>> BEGIN PROVIDED DATA
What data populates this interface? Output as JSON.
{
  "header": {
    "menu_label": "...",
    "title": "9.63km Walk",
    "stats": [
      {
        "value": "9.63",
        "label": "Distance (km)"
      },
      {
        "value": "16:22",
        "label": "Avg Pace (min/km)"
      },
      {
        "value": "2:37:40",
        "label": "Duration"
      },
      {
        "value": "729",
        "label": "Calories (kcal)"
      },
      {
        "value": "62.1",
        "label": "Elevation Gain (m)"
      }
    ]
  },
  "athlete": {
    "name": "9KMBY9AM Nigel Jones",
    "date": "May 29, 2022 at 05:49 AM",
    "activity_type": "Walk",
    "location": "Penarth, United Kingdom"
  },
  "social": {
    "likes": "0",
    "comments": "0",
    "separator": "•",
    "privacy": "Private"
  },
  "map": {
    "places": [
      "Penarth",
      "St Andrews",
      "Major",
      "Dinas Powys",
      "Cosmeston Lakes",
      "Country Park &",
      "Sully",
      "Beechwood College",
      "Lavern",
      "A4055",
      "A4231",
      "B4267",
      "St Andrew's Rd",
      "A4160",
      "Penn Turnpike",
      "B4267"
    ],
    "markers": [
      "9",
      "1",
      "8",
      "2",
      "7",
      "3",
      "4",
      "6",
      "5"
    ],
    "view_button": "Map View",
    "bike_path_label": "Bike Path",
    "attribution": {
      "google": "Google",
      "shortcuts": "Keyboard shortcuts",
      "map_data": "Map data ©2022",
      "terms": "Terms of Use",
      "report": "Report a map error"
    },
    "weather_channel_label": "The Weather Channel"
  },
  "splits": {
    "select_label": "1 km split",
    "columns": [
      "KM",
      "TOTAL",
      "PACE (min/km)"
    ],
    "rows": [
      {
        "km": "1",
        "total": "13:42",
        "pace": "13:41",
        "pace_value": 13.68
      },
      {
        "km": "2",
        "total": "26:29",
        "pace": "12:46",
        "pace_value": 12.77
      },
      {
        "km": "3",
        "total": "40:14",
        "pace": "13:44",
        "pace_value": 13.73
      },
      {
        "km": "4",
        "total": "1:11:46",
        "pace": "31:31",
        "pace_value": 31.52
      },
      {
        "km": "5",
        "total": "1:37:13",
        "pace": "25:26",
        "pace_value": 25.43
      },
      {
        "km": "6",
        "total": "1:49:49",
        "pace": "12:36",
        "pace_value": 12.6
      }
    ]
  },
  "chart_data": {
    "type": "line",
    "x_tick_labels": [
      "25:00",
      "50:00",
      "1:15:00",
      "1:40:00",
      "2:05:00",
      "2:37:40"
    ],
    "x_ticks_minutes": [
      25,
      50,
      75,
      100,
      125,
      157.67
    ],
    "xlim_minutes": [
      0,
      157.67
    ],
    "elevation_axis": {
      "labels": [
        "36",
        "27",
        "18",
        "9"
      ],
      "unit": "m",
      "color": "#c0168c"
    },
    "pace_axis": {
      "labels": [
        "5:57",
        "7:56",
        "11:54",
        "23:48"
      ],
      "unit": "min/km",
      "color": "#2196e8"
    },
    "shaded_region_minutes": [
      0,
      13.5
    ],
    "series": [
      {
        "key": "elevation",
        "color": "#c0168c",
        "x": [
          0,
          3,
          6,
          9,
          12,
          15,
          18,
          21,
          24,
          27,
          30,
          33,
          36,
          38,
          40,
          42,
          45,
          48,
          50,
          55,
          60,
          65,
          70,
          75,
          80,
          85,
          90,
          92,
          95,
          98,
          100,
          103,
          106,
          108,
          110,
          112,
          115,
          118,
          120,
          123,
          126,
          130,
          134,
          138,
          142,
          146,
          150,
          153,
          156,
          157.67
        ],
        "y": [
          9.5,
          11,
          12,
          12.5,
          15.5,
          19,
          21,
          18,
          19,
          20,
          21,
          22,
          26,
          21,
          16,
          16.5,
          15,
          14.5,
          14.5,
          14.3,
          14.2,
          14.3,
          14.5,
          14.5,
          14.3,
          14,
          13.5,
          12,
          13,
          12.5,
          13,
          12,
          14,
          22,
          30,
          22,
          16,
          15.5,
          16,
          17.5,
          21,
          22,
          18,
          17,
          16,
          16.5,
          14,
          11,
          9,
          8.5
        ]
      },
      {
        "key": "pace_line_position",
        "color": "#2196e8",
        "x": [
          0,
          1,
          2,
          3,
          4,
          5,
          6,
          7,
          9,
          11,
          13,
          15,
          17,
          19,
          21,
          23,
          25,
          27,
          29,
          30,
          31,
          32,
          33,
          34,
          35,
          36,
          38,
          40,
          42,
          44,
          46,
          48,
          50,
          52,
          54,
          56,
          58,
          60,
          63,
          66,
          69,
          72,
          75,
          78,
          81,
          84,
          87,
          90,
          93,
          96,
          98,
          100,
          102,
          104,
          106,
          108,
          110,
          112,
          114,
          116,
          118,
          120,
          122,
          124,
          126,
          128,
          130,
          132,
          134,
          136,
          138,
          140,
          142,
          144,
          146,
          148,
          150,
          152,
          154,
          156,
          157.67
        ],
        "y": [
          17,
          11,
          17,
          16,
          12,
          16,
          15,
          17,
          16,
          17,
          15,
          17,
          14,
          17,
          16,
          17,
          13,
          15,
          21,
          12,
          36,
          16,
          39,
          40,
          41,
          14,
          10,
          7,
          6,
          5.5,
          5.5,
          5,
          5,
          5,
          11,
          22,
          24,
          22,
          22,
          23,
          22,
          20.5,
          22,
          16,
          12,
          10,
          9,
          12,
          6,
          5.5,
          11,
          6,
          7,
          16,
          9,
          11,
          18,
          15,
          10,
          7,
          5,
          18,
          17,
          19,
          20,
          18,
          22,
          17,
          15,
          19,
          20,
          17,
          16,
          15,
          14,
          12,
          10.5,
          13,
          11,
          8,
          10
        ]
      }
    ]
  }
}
>> END PROVIDED DATA
> [REQUIRED WORK]:
Your task is to transcribe the listing above in full, exactly as given.

> [SOLVED PROBLEM]:
What data populates this interface? Output as JSON.
{
  "header": {
    "menu_label": "...",
    "title": "9.63km Walk",
    "stats": [
      {
        "value": "9.63",
        "label": "Distance (km)"
      },
      {
        "value": "16:22",
        "label": "Avg Pace (min/km)"
      },
      {
        "value": "2:37:40",
        "label": "Duration"
      },
      {
        "value": "729",
        "label": "Calories (kcal)"
      },
      {
        "value": "62.1",
        "label": "Elevation Gain (m)"
      }
    ]
  },
  "athlete": {
    "name": "9KMBY9AM Nigel Jones",
    "date": "May 29, 2022 at 05:49 AM",
    "activity_type": "Walk",
    "location": "Penarth, United Kingdom"
  },
  "social": {
    "likes": "0",
    "comments": "0",
    "separator": "•",
    "privacy": "Private"
  },
  "map": {
    "places": [
      "Penarth",
      "St Andrews",
      "Major",
      "Dinas Powys",
      "Cosmeston Lakes",
      "Country Park &",
      "Sully",
      "Beechwood College",
      "Lavern",
      "A4055",
      "A4231",
      "B4267",
      "St Andrew's Rd",
      "A4160",
      "Penn Turnpike",
      "B4267"
    ],
    "markers": [
      "9",
      "1",
      "8",
      "2",
      "7",
      "3",
      "4",
      "6",
      "5"
    ],
    "view_button": "Map View",
    "bike_path_label": "Bike Path",
    "attribution": {
      "google": "Google",
      "shortcuts": "Keyboard shortcuts",
      "map_data": "Map data ©2022",
      "terms": "Terms of Use",
      "report": "Report a map error"
    },
    "weather_channel_label": "The Weather Channel"
  },
  "splits": {
    "select_label": "1 km split",
    "columns": [
      "KM",
      "TOTAL",
      "PACE (min/km)"
    ],
    "rows": [
      {
        "km": "1",
        "total": "13:42",
        "pace": "13:41",
        "pace_value": 13.68
      },
      {
        "km": "2",
        "total": "26:29",
        "pace": "12:46",
        "pace_value": 12.77
      },
      {
        "km": "3",
        "total": "40:14",
        "pace": "13:44",
        "pace_value": 13.73
      },
      {
        "km": "4",
        "total": "1:11:46",
        "pace": "31:31",
        "pace_value": 31.52
      },
      {
        "km": "5",
        "total": "1:37:13",
        "pace": "25:26",
        "pace_value": 25.43
      },
      {
        "km": "6",
        "total": "1:49:49",
        "pace": "12:36",
        "pace_value": 12.6
      }
    ]
  },
  "chart_data": {
    "type": "line",
    "x_tick_labels": [
      "25:00",
      "50:00",
      "1:15:00",
      "1:40:00",
      "2:05:00",
      "2:37:40"
    ],
    "x_ticks_minutes": [
      25,
      50,
      75,
      100,
      125,
      157.67
    ],
    "xlim_minutes": [
      0,
      157.67
    ],
    "elevation_axis": {
      "labels": [
        "36",
        "27",
        "18",
        "9"
      ],
      "unit": "m",
      "color": "#c0168c"
    },
    "pace_axis": {
      "labels": [
        "5:57",
        "7:56",
        "11:54",
        "23:48"
      ],
      "unit": "min/km",
      "color": "#2196e8"
    },
    "shaded_region_minutes": [
      0,
      13.5
    ],
    "series": [
      {
        "key": "elevation",
        "color": "#c0168c",
        "x": [
          0,
          3,
          6,
          9,
          12,
          15,
          18,
          21,
          24,
          27,
          30,
          33,
          36,
          38,
          40,
          42,
          45,
          48,
          50,
          55,
          60,
          65,
          70,
          75,
          80,
          85,
          90,
          92,
          95,
          98,
          100,
          103,
          106,
          108,
          110,
          112,
          115,
          118,
          120,
          123,
          126,
          130,
          134,
          138,
          142,
          146,
          150,
          153,
          156,
          157.67
        ],
        "y": [
          9.5,
          11,
          12,
          12.5,
          15.5,
          19,
          21,
          18,
          19,
          20,
          21,
          22,
          26,
          21,
          16,
          16.5,
          15,
          14.5,
          14.5,
          14.3,
          14.2,
          14.3,
          14.5,
          14.5,
          14.3,
          14,
          13.5,
          12,
          13,
          12.5,
          13,
          12,
          14,
          22,
          30,
          22,
          16,
          15.5,
          16,
          17.5,
          21,
          22,
          18,
          17,
          16,
          16.5,
          14,
          11,
          9,
          8.5
        ]
      },
      {
        "key": "pace_line_position",
        "color": "#2196e8",
        "x": [
          0,
          1,
          2,
          3,
          4,
          5,
          6,
          7,
          9,
          11,
          13,
          15,
          17,
          19,
          21,
          23,
          25,
          27,
          29,
          30,
          31,
          32,
          33,
          34,
          35,
          36,
          38,
          40,
          42,
          44,
          46,
          48,
          50,
          52,
          54,
          56,
          58,
          60,
          63,
          66,
          69,
          72,
          75,
          78,
          81,
          84,
          87,
          90,
          93,
          96,
          98,
          100,
          102,
          104,
          106,
          108,
          110,
          112,
          114,
          116,
          118,
          120,
          122,
          124,
          126,
          128,
          130,
          132,
          134,
          136,
          138,
          140,
          142,
          144,
          146,
          148,
          150,
          152,
          154,
          156,
          157.67
        ],
        "y": [
          17,
          11,
          17,
          16,
          12,
          16,
          15,
          17,
          16,
          17,
          15,
          17,
          14,
          17,
          16,
          17,
          13,
          15,
          21,
          12,
          36,
          16,
          39,
          40,
          41,
          14,
          10,
          7,
          6,
          5.5,
          5.5,
          5,
          5,
          5,
          11,
          22,
          24,
          22,
          22,
          23,
          22,
          20.5,
          22,
          16,
          12,
          10,
          9,
          12,
          6,
          5.5,
          11,
          6,
          7,
          16,
          9,
          11,
          18,
          15,
          10,
          7,
          5,
          18,
          17,
          19,
          20,
          18,
          22,
          17,
          15,
          19,
          20,
          17,
          16,
          15,
          14,
          12,
          10.5,
          13,
          11,
          8,
          10
        ]
      }
    ]
  }
}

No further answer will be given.